*Objectives*
1. In the Lockerbie fire station article, how did residents vote last month on the proposed site?
2. Please extend the Lockerbie fire station article, picking up after its final sentence.

*Passage to read*
Wednesday, November 14, 2012

Lockerbie Residents Give City Officials Thumbs Down To Fire Station

Lockerbie residents heard from Deputy Mayor Deron Kintner and other city officials at a neighborhood meeting discussing plans to relocate Fire Station #7 from Mass Avenue to the vacant North Lockerbie parcel to make room for a $40 million redevelopment plan in the 500 block of Mass Avenue. Kintner confirmed the Lockerbie site is the City's number one and only site currently under consideration by city officials. Kintner and Fire Chief Brian Sanford acknowledged they had not expected such strong opposition from neighborhood residents to the planned location. Residents last month voted unanimously to oppose the proposed site.

Many residents were angered they didn't learn of the proposed site until after the City approved the adoption of a TIF ordinance expanding the downtown TIF district to include proposed redevelopment areas along Mass Avenue and the North Lockerbie parcel to the TIF district. Kintner insisted the City's hands were tied by state procurement laws which did not permit discussion of the content of competing proposals during a confidential RFP process for the redevelopment of the Mass Ave block that currently houses IFD's headquarters, Fire Station #7 and a credit union.

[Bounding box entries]
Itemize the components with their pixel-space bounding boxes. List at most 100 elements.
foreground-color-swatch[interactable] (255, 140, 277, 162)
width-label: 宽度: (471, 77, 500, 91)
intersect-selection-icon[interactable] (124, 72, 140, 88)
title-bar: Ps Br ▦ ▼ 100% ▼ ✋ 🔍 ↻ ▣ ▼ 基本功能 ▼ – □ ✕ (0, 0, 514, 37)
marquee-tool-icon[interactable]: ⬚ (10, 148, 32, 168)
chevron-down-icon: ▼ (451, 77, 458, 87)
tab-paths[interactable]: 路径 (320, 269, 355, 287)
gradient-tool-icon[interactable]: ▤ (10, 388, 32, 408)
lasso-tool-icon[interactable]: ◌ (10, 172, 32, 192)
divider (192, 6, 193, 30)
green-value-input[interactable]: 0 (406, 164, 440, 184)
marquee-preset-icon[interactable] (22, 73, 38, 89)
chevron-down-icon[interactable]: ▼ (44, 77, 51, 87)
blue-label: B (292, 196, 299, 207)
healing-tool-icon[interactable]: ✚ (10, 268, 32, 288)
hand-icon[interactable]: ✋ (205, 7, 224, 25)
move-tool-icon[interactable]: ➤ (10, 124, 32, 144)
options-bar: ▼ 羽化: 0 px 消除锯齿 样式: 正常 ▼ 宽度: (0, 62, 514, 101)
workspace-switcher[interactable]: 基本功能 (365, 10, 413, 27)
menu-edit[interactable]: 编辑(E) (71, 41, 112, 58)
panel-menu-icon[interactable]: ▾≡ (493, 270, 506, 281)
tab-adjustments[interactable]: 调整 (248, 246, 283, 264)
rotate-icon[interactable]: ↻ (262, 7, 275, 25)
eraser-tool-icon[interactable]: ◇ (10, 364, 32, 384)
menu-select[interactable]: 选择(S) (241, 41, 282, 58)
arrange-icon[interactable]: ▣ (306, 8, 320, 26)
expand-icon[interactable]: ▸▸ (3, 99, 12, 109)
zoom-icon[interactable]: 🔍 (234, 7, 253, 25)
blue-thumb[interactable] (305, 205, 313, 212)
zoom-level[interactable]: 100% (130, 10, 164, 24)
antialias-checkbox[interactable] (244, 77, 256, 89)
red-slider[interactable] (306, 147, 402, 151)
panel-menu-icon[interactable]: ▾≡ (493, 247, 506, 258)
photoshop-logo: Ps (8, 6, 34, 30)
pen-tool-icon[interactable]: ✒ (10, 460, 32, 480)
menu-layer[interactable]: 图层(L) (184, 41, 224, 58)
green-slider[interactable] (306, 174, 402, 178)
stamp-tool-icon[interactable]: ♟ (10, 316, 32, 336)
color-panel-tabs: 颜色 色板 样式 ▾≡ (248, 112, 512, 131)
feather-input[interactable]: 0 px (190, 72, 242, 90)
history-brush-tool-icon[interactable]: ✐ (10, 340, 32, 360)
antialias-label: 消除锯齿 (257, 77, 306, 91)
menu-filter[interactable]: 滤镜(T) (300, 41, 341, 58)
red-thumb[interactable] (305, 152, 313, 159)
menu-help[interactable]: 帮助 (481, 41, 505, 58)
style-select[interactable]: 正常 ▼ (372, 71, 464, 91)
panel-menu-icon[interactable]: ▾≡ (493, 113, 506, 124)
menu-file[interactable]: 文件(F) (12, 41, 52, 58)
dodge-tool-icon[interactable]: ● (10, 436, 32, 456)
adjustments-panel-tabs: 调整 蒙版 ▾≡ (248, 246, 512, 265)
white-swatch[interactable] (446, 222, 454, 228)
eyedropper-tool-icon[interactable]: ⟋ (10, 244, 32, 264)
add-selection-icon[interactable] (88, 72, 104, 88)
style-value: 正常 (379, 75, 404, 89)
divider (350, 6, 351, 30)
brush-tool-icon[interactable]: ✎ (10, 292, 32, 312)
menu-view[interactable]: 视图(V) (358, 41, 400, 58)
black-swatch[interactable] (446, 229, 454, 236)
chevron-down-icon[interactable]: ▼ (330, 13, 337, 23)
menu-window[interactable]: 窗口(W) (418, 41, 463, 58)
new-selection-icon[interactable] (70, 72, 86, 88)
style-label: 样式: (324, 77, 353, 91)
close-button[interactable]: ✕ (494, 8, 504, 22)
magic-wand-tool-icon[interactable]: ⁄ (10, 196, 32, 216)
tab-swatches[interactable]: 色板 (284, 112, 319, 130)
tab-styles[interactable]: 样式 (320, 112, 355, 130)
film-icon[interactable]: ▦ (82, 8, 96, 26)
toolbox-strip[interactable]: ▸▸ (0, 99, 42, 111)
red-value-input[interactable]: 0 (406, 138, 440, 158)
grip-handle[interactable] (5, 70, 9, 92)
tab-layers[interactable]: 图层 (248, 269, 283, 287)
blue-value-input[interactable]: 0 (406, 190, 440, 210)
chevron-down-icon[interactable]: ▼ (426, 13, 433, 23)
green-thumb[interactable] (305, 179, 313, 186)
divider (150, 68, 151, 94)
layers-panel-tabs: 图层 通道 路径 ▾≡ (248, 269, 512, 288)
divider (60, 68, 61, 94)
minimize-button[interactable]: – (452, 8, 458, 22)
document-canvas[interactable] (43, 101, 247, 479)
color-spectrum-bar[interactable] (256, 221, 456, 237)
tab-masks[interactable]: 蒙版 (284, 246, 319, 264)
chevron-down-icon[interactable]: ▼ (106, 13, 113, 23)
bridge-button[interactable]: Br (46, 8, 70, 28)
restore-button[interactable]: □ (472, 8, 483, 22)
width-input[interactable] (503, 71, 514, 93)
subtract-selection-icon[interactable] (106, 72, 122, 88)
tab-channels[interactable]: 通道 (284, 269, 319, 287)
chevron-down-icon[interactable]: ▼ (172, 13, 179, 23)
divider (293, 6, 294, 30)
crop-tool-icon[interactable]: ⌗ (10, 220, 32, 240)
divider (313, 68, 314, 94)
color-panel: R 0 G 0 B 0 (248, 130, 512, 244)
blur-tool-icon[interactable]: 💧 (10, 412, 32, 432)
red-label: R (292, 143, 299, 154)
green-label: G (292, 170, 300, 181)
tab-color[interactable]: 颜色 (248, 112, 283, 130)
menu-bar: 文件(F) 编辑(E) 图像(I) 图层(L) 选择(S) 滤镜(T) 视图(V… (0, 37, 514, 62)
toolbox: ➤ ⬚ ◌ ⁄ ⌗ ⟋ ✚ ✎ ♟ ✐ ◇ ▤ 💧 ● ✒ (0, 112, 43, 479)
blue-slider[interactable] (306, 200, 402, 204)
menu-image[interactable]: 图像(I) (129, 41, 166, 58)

*Answers for the tasks*
1. They voted unanimously to oppose the proposed site.

2.
Kintner told residents that after the City began undertaking the RFP process, it was approached by developer Joe Whitsett about gaps he had in his proposed redevelopment of the North Lockerbie parcel, which he said required city assistance. The City retained the services of CBRE, which tasked Gordon Hendry, a vice-president of its local office and a veteran of Mayor Bart Peterson's administration with finding a suitable site for relocating the fire station. Hendry told residents that it was his determination that the North Lockerbie site best fulfilled the criteria for a new fire station. Whitsett, who was not in attendance at the meeting, agreed with city officials to modify his original mixed use development project he had proposed to the neighborhood association which met with community approval. City officials confirmed the proposed fire station would substantially alter Whitsett's original plan, which called for dense residential blended with a mixed use of commercial and retail space.

The new state-of-the-art fire station envisioned by city officials would face College Street and include drive-through bays with an apron on the street-facing side. Fire trucks and emergency vehicles would exit on to College Street, which would be converted from a one-way street into a two-way street from Mass Avenue to Market Street. Returning fire trucks and emergency vehicles would enter the parcel on the south side from Michigan Street on a reconstituted Cincinnati Street in the middle of the block. City officials said a two-level underground parking garage would provide off-street parking for fire station personnel. Residents pointed out, however, that a prior development plan had to be discarded because the water table at that site did not permit construction that deep below the grade.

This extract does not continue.